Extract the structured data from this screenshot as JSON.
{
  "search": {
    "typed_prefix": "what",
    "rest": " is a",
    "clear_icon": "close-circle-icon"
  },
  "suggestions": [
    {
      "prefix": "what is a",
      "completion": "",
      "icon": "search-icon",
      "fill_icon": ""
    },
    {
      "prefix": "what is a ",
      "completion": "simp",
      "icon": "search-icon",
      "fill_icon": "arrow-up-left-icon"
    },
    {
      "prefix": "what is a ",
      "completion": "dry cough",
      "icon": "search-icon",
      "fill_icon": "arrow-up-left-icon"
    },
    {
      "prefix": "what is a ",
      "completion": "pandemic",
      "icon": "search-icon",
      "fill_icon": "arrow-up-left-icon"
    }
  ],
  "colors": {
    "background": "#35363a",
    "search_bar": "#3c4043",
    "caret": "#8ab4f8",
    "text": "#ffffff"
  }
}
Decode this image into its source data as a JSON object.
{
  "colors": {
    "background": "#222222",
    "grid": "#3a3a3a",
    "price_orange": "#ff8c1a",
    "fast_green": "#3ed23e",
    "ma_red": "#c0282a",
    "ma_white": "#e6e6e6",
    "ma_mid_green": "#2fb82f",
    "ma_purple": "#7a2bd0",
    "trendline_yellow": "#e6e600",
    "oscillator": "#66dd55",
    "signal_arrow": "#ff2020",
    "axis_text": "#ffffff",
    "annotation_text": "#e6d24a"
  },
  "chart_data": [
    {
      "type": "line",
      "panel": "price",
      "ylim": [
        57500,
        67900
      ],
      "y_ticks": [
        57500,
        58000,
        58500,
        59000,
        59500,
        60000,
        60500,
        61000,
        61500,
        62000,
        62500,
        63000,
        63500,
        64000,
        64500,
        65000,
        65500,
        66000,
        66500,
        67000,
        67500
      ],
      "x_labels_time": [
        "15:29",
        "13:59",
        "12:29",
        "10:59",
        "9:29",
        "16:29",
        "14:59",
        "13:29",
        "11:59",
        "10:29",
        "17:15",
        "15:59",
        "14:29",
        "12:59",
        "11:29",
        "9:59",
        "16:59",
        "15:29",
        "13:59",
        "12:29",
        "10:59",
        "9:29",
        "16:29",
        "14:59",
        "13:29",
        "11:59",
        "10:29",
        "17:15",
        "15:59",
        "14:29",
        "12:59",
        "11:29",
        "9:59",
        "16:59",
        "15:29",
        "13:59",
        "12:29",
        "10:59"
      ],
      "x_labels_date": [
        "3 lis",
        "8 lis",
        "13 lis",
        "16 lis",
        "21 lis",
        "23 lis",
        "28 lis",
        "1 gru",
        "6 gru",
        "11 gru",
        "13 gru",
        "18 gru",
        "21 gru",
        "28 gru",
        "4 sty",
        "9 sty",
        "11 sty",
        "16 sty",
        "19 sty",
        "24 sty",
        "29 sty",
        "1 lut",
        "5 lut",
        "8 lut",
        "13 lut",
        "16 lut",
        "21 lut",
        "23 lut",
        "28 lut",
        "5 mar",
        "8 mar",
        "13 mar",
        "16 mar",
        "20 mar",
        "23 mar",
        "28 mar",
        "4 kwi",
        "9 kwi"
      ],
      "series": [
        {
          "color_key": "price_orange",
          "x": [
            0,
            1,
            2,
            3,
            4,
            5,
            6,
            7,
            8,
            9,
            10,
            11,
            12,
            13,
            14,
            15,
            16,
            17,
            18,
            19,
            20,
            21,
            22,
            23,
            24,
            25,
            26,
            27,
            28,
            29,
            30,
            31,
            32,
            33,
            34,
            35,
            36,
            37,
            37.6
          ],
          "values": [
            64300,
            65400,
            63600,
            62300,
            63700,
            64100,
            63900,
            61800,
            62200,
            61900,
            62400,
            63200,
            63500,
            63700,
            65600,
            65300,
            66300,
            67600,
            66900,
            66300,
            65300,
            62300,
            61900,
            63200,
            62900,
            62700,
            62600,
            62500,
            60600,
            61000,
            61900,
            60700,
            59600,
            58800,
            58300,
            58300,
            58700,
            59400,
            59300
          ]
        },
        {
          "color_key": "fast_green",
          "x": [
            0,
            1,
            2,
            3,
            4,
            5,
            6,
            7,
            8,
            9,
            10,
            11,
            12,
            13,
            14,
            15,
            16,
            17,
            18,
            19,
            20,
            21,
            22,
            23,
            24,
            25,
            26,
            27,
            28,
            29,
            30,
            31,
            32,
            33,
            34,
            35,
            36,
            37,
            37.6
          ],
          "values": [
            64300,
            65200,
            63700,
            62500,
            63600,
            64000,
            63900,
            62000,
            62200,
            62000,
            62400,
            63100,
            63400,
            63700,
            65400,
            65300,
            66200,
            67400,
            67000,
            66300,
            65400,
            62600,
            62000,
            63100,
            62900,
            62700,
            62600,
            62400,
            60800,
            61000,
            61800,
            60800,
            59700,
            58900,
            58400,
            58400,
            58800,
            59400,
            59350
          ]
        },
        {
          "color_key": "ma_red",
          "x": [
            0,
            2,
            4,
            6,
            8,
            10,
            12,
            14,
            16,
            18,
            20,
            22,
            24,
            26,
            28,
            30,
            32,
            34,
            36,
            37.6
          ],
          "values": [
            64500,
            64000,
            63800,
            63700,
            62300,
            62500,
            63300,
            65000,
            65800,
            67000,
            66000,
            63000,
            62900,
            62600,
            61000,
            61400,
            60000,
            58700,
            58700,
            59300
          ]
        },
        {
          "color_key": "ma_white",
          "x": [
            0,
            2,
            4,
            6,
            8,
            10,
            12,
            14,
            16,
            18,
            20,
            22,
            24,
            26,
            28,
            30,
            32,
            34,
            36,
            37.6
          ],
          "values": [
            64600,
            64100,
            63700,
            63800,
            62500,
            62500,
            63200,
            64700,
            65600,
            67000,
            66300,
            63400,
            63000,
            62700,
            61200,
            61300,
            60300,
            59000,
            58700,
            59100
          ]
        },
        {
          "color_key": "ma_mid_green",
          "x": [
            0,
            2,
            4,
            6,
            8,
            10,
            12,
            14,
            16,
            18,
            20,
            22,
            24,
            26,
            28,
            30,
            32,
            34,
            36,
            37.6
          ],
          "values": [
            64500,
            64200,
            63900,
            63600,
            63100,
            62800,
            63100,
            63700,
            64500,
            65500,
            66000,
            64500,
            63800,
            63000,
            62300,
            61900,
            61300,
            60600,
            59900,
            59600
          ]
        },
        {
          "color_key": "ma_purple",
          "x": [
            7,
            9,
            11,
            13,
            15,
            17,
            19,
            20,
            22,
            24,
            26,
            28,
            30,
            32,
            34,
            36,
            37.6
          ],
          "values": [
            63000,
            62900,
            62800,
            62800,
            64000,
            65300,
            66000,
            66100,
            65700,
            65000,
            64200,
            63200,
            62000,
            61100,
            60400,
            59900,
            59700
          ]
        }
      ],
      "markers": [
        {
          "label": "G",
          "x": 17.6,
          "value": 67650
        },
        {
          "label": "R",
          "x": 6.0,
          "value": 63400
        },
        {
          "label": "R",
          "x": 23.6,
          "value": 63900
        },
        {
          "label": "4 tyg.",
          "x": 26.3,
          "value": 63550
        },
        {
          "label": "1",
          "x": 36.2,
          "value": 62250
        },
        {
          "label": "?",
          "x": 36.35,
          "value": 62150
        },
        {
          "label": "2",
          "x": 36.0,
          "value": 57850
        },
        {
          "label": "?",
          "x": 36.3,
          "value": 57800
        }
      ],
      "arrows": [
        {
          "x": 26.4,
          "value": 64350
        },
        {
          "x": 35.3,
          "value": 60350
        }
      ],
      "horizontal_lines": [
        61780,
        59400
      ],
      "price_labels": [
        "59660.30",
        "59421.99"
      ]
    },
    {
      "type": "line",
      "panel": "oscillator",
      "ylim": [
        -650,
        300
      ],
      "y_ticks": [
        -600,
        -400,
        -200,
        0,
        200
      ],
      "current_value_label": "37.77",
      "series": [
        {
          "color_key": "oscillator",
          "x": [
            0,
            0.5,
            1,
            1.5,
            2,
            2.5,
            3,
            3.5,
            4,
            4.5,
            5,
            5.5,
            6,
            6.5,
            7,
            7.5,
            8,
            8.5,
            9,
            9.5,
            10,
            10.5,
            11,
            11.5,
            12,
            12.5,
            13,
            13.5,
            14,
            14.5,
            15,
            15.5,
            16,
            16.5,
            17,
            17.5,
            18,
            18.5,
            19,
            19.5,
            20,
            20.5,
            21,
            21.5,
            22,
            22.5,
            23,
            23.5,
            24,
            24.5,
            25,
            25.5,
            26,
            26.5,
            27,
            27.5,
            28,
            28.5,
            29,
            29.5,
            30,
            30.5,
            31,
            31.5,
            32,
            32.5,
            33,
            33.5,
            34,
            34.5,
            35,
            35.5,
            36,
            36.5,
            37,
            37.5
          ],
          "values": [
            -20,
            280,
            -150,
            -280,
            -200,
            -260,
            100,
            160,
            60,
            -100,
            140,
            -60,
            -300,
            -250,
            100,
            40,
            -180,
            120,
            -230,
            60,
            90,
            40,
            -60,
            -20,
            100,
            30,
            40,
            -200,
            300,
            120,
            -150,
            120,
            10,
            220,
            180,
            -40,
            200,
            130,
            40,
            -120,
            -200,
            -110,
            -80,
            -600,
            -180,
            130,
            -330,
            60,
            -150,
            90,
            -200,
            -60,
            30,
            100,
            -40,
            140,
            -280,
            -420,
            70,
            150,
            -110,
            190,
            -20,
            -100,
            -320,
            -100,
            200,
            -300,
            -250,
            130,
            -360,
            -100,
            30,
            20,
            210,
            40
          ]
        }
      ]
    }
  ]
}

+-------+

Copy all lines from the material that include "completion".

**Completed task**:
      "completion": "",
      "completion": "simp",
      "completion": "dry cough",
      "completion": "pandemic",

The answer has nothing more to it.